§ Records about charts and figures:
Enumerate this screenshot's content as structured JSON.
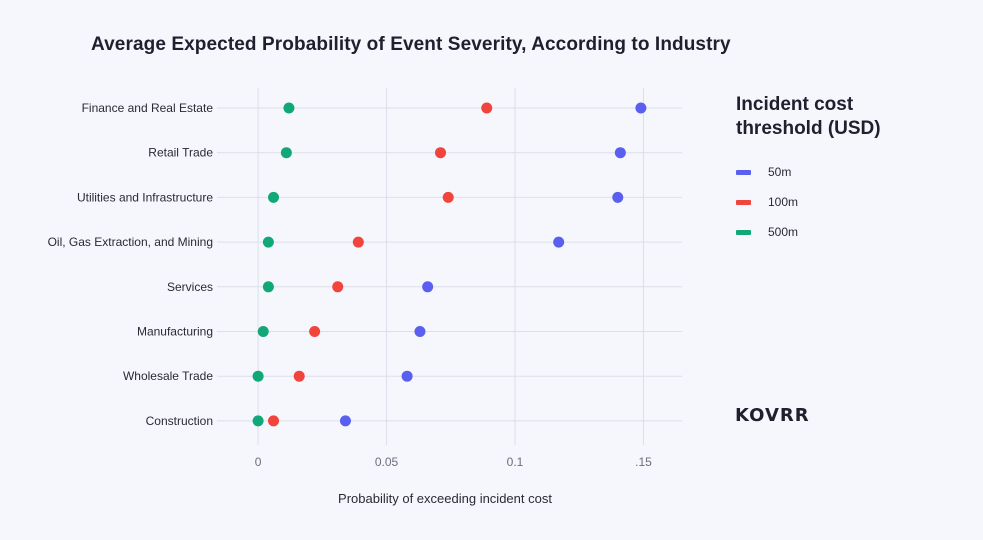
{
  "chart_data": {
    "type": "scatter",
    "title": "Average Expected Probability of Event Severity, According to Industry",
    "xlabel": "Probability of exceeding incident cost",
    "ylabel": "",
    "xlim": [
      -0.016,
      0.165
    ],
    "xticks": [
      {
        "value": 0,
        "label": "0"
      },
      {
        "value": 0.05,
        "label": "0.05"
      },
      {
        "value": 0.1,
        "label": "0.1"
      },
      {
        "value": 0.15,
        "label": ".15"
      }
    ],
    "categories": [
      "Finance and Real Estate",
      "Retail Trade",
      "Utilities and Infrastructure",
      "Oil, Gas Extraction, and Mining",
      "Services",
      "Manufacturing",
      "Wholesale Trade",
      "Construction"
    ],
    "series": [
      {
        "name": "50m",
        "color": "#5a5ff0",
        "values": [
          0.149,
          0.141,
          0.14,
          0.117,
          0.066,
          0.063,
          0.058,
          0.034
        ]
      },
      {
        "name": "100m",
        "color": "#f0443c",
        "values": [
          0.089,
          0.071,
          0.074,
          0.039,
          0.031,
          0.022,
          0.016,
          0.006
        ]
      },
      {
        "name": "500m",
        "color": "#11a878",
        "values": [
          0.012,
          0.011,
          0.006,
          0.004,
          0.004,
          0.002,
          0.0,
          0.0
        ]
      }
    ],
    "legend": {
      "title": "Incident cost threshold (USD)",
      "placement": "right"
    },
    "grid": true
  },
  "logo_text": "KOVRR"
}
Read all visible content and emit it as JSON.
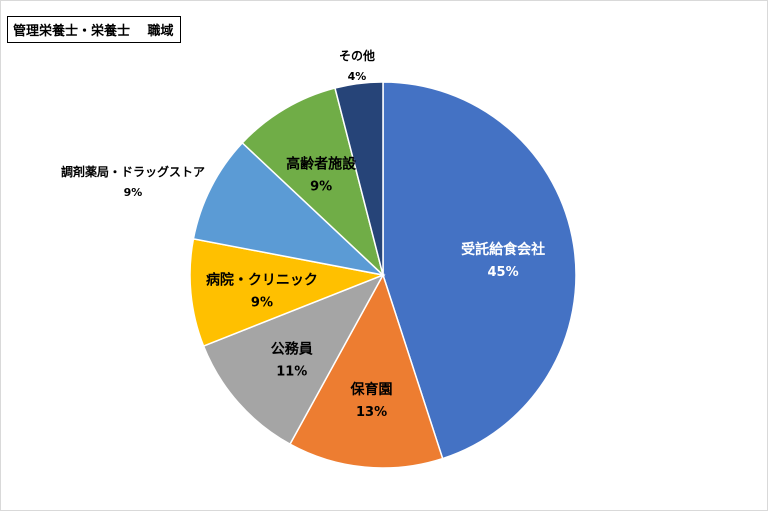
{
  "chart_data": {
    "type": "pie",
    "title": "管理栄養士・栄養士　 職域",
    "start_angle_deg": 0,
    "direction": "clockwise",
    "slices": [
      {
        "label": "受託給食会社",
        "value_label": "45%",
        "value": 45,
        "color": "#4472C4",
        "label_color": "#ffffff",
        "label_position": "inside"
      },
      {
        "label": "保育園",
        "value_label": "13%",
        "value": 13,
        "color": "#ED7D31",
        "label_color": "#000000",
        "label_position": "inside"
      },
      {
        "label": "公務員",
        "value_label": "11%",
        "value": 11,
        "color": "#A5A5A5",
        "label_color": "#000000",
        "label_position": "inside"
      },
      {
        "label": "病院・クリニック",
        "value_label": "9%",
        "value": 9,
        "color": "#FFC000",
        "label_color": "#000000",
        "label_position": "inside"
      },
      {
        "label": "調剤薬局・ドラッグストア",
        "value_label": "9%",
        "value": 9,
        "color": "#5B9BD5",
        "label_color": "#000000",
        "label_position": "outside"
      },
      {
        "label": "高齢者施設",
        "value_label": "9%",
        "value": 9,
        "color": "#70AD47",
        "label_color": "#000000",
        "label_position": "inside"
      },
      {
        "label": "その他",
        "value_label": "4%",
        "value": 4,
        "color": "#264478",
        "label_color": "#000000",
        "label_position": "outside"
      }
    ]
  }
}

* * *

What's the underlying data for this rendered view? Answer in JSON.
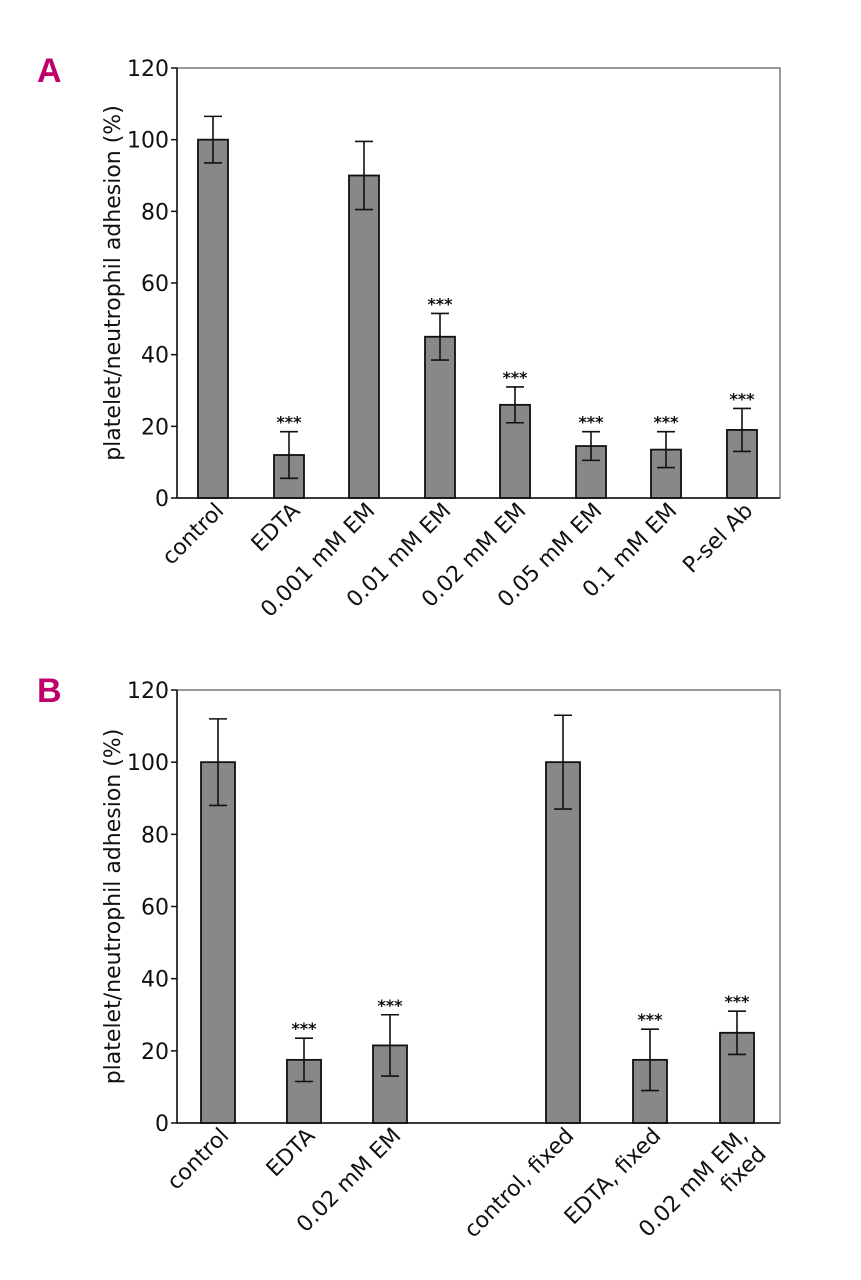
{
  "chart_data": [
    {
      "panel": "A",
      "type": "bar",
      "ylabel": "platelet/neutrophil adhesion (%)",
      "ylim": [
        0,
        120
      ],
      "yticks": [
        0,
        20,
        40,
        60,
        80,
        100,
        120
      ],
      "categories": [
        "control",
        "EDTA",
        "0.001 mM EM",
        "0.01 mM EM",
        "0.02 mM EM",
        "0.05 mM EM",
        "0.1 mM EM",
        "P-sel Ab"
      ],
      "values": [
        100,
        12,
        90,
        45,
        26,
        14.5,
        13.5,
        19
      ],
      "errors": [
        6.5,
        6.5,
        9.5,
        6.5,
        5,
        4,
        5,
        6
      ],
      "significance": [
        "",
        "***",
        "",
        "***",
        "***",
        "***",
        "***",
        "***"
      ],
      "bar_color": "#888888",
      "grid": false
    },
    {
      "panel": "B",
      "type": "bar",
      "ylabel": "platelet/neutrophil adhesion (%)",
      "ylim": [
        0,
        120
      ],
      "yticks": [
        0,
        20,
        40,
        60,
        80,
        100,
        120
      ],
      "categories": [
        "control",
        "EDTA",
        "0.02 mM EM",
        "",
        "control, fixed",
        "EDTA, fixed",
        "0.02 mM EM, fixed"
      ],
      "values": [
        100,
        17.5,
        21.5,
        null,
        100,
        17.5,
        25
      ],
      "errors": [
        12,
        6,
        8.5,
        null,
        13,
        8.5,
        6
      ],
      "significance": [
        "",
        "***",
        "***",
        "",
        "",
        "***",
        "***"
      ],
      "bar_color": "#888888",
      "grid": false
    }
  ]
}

§ Problem to work on: Identify all lines in the records above with the word "type".

§ Finished task:
    "type": "scatter",
    "type": "pie",
      "type": "bar",
      "type": "bar",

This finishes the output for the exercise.